AIM OF THE EXERCISE: Leave out the pictures and repeat every record exactly.

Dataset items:

========================================================================

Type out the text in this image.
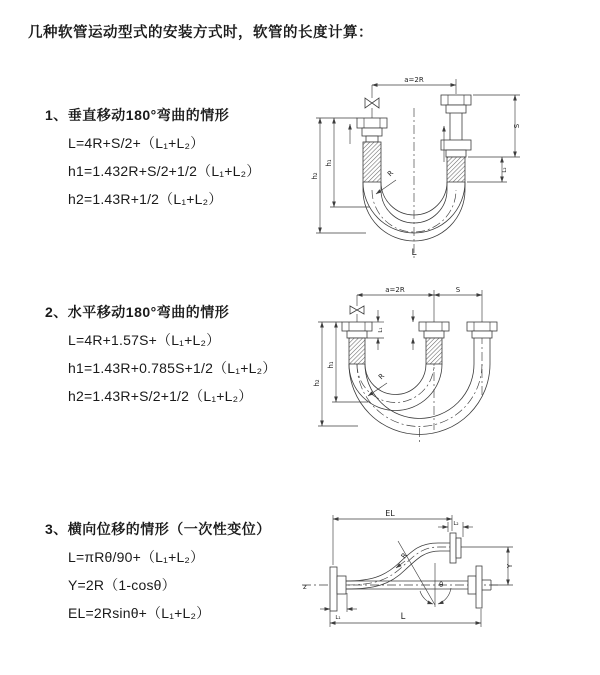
几种软管运动型式的安装方式时，软管的长度计算：
1、垂直移动180°弯曲的情形

L=4R+S/2+（L₁+L₂）

h1=1.432R+S/2+1/2（L₁+L₂）

h2=1.43R+1/2（L₁+L₂）

2、水平移动180°弯曲的情形

L=4R+1.57S+（L₁+L₂）

h1=1.43R+0.785S+1/2（L₁+L₂）

h2=1.43R+S/2+1/2（L₁+L₂）

3、横向位移的情形（一次性变位）

L=πRθ/90+（L₁+L₂）

Y=2R（1-cosθ）

EL=2Rsinθ+（L₁+L₂）

a=2R
h₂
h₁
S
L₂
R
L
a=2R	S
h₁
h₂
L₁
R
z
EL
L₂
Y
θ
R
L
L₁
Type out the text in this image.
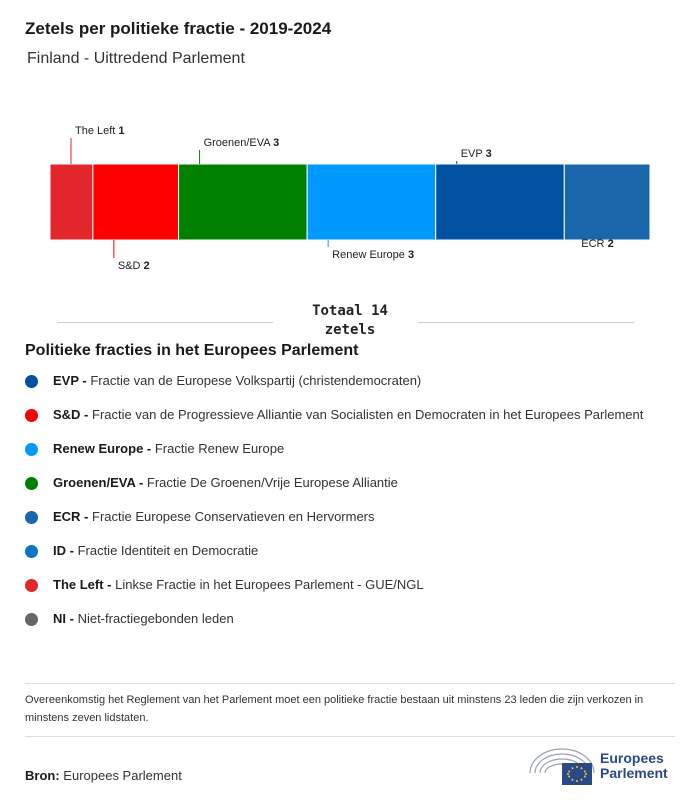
Zetels per politieke fractie - 2019-2024
Finland - Uittredend Parlement
The Left 1
S&D 2
Groenen/EVA 3
Renew Europe 3
EVP 3
ECR 2
Totaal 14
zetels
Politieke fracties in het Europees Parlement
EVP - Fractie van de Europese Volkspartij (christendemocraten)
S&D - Fractie van de Progressieve Alliantie van Socialisten en Democraten in het Europees Parlement
Renew Europe - Fractie Renew Europe
Groenen/EVA - Fractie De Groenen/Vrije Europese Alliantie
ECR - Fractie Europese Conservatieven en Hervormers
ID - Fractie Identiteit en Democratie
The Left - Linkse Fractie in het Europees Parlement - GUE/NGL
NI - Niet-fractiegebonden leden
Overeenkomstig het Reglement van het Parlement moet een politieke fractie bestaan uit minstens 23 leden die zijn verkozen in minstens zeven lidstaten.
Bron: Europees Parlement
Europees
Parlement
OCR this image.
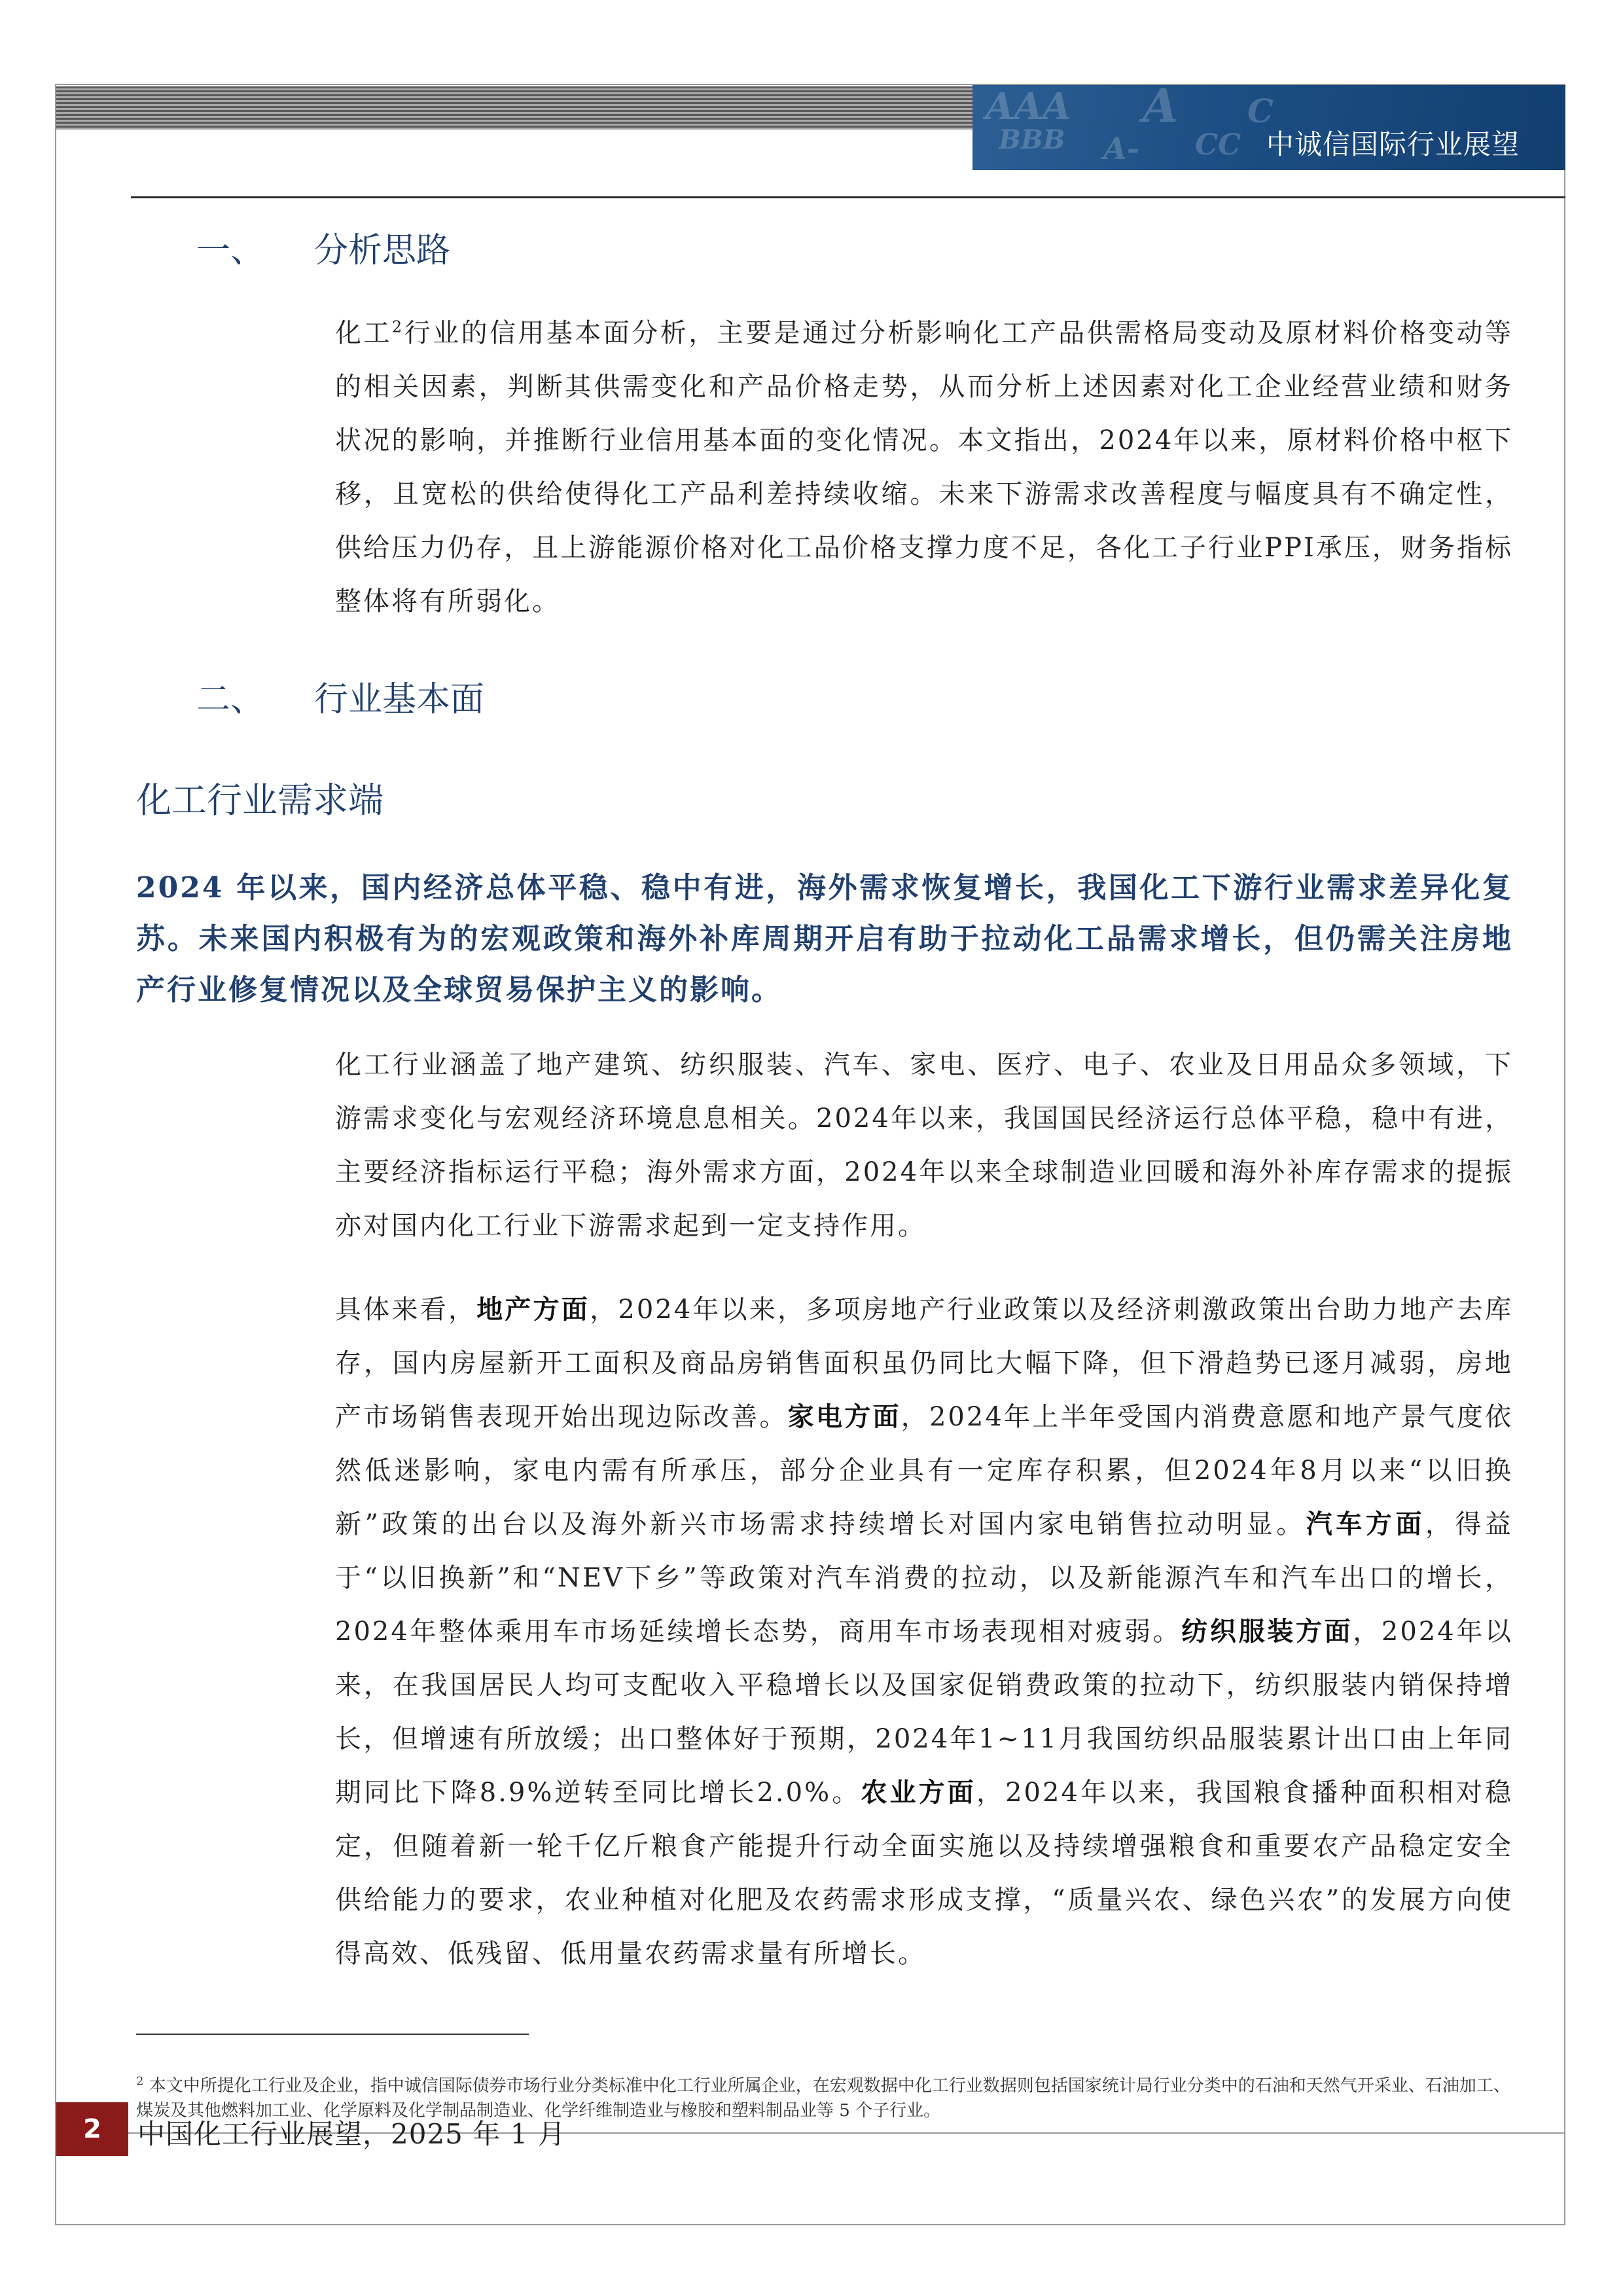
AAA A C
BBB A- CC 中诚信国际行业展望
一、 分析思路

化工$^2$行业的信用基本面分析，主要是通过分析影响化工产品供需格局变动及原材料价格变动等的相关因素，判断其供需变化和产品价格走势，从而分析上述因素对化工企业经营业绩和财务状况的影响，并推断行业信用基本面的变化情况。本文指出，2024年以来，原材料价格中枢下移，且宽松的供给使得化工产品利差持续收缩。未来下游需求改善程度与幅度具有不确定性，供给压力仍存，且上游能源价格对化工品价格支撑力度不足，各化工子行业PPI承压，财务指标整体将有所弱化。

二、 行业基本面
化工行业需求端

2024 年以来，国内经济总体平稳、稳中有进，海外需求恢复增长，我国化工下游行业需求差异化复苏。未来国内积极有为的宏观政策和海外补库周期开启有助于拉动化工品需求增长，但仍需关注房地产行业修复情况以及全球贸易保护主义的影响。

化工行业涵盖了地产建筑、纺织服装、汽车、家电、医疗、电子、农业及日用品众多领域，下游需求变化与宏观经济环境息息相关。2024年以来，我国国民经济运行总体平稳，稳中有进，主要经济指标运行平稳；海外需求方面，2024年以来全球制造业回暖和海外补库存需求的提振亦对国内化工行业下游需求起到一定支持作用。

具体来看，地产方面，2024年以来，多项房地产行业政策以及经济刺激政策出台助力地产去库存，国内房屋新开工面积及商品房销售面积虽仍同比大幅下降，但下滑趋势已逐月减弱，房地产市场销售表现开始出现边际改善。家电方面，2024年上半年受国内消费意愿和地产景气度依然低迷影响，家电内需有所承压，部分企业具有一定库存积累，但2024年8月以来“以旧换新”政策的出台以及海外新兴市场需求持续增长对国内家电销售拉动明显。汽车方面，得益于“以旧换新”和“NEV下乡”等政策对汽车消费的拉动，以及新能源汽车和汽车出口的增长，2024年整体乘用车市场延续增长态势，商用车市场表现相对疲弱。纺织服装方面，2024年以来，在我国居民人均可支配收入平稳增长以及国家促销费政策的拉动下，纺织服装内销保持增长，但增速有所放缓；出口整体好于预期，2024年1~11月我国纺织品服装累计出口由上年同期同比下降8.9%逆转至同比增长2.0%。农业方面，2024年以来，我国粮食播种面积相对稳定，但随着新一轮千亿斤粮食产能提升行动全面实施以及持续增强粮食和重要农产品稳定安全供给能力的要求，农业种植对化肥及农药需求形成支撑，“质量兴农、绿色兴农”的发展方向使得高效、低残留、低用量农药需求量有所增长。

$^2$ 本文中所提化工行业及企业，指中诚信国际债券市场行业分类标准中化工行业所属企业，在宏观数据中化工行业数据则包括国家统计局行业分类中的石油和天然气开采业、石油加工、煤炭及其他燃料加工业、化学原料及化学制品制造业、化学纤维制造业与橡胶和塑料制品业等 5 个子行业。

2	中国化工行业展望，2025 年 1 月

========================================================================

REPLY TO THE EXERCISE:
Type out the text in this image.
几种软管运动型式的安装方式时，软管的长度计算：
1、垂直移动180°弯曲的情形

L=4R+S/2+（L₁+L₂）

h1=1.432R+S/2+1/2（L₁+L₂）

h2=1.43R+1/2（L₁+L₂）

2、水平移动180°弯曲的情形

L=4R+1.57S+（L₁+L₂）

h1=1.43R+0.785S+1/2（L₁+L₂）

h2=1.43R+S/2+1/2（L₁+L₂）

3、横向位移的情形（一次性变位）

L=πRθ/90+（L₁+L₂）

Y=2R（1-cosθ）

EL=2Rsinθ+（L₁+L₂）

a=2R
h₂
h₁
S
L₂
R
L
a=2R	S
h₁
h₂
L₁
R
z
EL
L₂
Y
θ
R
L
L₁
Type out the text in this image.
Zetels per politieke fractie - 2019-2024
Finland - Uittredend Parlement
The Left 1
S&D 2
Groenen/EVA 3
Renew Europe 3
EVP 3
ECR 2
Totaal 14
zetels
Politieke fracties in het Europees Parlement
EVP - Fractie van de Europese Volkspartij (christendemocraten)
S&D - Fractie van de Progressieve Alliantie van Socialisten en Democraten in het Europees Parlement
Renew Europe - Fractie Renew Europe
Groenen/EVA - Fractie De Groenen/Vrije Europese Alliantie
ECR - Fractie Europese Conservatieven en Hervormers
ID - Fractie Identiteit en Democratie
The Left - Linkse Fractie in het Europees Parlement - GUE/NGL
NI - Niet-fractiegebonden leden
Overeenkomstig het Reglement van het Parlement moet een politieke fractie bestaan uit minstens 23 leden die zijn verkozen in minstens zeven lidstaten.
Bron: Europees Parlement
Europees
Parlement
OCR this image.
AAA A C
BBB A- CC 中诚信国际行业展望
一、 分析思路

化工$^2$行业的信用基本面分析，主要是通过分析影响化工产品供需格局变动及原材料价格变动等的相关因素，判断其供需变化和产品价格走势，从而分析上述因素对化工企业经营业绩和财务状况的影响，并推断行业信用基本面的变化情况。本文指出，2024年以来，原材料价格中枢下移，且宽松的供给使得化工产品利差持续收缩。未来下游需求改善程度与幅度具有不确定性，供给压力仍存，且上游能源价格对化工品价格支撑力度不足，各化工子行业PPI承压，财务指标整体将有所弱化。

二、 行业基本面
化工行业需求端

2024 年以来，国内经济总体平稳、稳中有进，海外需求恢复增长，我国化工下游行业需求差异化复苏。未来国内积极有为的宏观政策和海外补库周期开启有助于拉动化工品需求增长，但仍需关注房地产行业修复情况以及全球贸易保护主义的影响。

化工行业涵盖了地产建筑、纺织服装、汽车、家电、医疗、电子、农业及日用品众多领域，下游需求变化与宏观经济环境息息相关。2024年以来，我国国民经济运行总体平稳，稳中有进，主要经济指标运行平稳；海外需求方面，2024年以来全球制造业回暖和海外补库存需求的提振亦对国内化工行业下游需求起到一定支持作用。

具体来看，地产方面，2024年以来，多项房地产行业政策以及经济刺激政策出台助力地产去库存，国内房屋新开工面积及商品房销售面积虽仍同比大幅下降，但下滑趋势已逐月减弱，房地产市场销售表现开始出现边际改善。家电方面，2024年上半年受国内消费意愿和地产景气度依然低迷影响，家电内需有所承压，部分企业具有一定库存积累，但2024年8月以来“以旧换新”政策的出台以及海外新兴市场需求持续增长对国内家电销售拉动明显。汽车方面，得益于“以旧换新”和“NEV下乡”等政策对汽车消费的拉动，以及新能源汽车和汽车出口的增长，2024年整体乘用车市场延续增长态势，商用车市场表现相对疲弱。纺织服装方面，2024年以来，在我国居民人均可支配收入平稳增长以及国家促销费政策的拉动下，纺织服装内销保持增长，但增速有所放缓；出口整体好于预期，2024年1~11月我国纺织品服装累计出口由上年同期同比下降8.9%逆转至同比增长2.0%。农业方面，2024年以来，我国粮食播种面积相对稳定，但随着新一轮千亿斤粮食产能提升行动全面实施以及持续增强粮食和重要农产品稳定安全供给能力的要求，农业种植对化肥及农药需求形成支撑，“质量兴农、绿色兴农”的发展方向使得高效、低残留、低用量农药需求量有所增长。

$^2$ 本文中所提化工行业及企业，指中诚信国际债券市场行业分类标准中化工行业所属企业，在宏观数据中化工行业数据则包括国家统计局行业分类中的石油和天然气开采业、石油加工、煤炭及其他燃料加工业、化学原料及化学制品制造业、化学纤维制造业与橡胶和塑料制品业等 5 个子行业。

2	中国化工行业展望，2025 年 1 月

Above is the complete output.